----- Records shown

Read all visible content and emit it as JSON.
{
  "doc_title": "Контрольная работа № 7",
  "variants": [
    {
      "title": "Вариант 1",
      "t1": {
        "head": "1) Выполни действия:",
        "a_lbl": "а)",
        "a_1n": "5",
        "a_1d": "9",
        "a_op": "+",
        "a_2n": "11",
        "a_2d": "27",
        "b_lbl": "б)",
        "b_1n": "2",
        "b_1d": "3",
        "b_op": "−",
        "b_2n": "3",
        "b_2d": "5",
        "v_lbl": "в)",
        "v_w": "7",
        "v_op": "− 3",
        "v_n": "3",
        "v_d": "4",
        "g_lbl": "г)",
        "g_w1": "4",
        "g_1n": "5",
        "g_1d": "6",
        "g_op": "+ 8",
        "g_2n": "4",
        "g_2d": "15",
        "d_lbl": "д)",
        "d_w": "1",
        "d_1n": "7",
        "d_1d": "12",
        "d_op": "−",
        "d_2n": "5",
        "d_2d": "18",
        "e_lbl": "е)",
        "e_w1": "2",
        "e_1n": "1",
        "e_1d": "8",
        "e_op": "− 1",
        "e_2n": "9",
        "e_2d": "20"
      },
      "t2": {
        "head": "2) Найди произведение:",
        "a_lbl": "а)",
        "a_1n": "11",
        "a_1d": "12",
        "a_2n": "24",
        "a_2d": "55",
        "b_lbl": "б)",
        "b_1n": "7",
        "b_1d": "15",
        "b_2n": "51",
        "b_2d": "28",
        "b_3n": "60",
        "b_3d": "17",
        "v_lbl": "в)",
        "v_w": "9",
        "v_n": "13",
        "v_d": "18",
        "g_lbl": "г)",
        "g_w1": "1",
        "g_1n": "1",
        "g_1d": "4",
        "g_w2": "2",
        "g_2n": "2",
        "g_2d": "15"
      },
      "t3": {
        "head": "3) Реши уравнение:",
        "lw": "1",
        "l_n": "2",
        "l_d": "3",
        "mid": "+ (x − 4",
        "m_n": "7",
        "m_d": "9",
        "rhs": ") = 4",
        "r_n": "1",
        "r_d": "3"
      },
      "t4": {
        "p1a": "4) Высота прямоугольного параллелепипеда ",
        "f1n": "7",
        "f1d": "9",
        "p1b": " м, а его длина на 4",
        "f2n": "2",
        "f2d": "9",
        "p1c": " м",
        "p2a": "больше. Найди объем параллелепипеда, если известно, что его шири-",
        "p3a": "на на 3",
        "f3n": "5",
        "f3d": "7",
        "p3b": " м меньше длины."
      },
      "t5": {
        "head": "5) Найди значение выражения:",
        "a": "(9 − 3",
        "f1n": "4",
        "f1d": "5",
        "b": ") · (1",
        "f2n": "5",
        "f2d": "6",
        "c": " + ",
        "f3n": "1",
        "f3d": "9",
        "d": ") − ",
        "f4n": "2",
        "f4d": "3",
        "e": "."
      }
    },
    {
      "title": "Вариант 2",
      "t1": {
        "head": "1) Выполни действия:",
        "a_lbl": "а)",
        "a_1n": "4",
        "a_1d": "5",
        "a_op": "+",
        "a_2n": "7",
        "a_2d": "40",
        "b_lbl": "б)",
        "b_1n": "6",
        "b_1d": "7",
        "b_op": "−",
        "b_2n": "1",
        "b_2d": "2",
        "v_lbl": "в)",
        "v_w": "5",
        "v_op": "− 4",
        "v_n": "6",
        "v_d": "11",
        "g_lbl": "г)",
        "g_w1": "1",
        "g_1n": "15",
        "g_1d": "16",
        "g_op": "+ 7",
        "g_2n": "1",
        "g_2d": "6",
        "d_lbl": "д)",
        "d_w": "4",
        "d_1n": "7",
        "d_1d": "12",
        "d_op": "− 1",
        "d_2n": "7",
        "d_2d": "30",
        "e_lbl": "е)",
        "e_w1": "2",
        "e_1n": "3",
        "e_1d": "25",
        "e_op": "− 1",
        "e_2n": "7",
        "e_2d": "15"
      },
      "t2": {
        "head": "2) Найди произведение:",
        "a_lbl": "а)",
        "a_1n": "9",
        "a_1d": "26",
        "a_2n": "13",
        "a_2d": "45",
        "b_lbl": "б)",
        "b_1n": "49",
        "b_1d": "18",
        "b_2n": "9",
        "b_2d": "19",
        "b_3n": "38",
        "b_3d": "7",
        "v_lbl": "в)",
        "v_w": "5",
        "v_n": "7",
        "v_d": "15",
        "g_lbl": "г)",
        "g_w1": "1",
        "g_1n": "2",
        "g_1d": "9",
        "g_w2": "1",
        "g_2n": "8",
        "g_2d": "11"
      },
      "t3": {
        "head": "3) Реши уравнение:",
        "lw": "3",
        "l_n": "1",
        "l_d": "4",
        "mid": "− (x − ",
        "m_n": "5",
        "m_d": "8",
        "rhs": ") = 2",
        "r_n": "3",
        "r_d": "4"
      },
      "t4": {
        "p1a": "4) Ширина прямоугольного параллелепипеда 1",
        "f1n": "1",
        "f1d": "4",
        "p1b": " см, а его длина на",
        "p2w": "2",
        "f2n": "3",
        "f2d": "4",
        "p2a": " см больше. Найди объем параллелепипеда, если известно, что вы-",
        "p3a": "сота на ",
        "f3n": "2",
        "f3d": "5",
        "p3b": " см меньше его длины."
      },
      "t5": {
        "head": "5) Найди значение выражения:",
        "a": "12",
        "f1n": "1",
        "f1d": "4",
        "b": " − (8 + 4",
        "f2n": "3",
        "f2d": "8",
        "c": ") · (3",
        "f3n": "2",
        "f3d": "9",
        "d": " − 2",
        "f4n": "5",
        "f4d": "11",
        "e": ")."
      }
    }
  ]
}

----------

● What you have to do:
Search the records for the word "меньше". Copy every line that has it.

● Solution to the problem:
        "p3b": " м меньше длины."
        "p3b": " см меньше его длины."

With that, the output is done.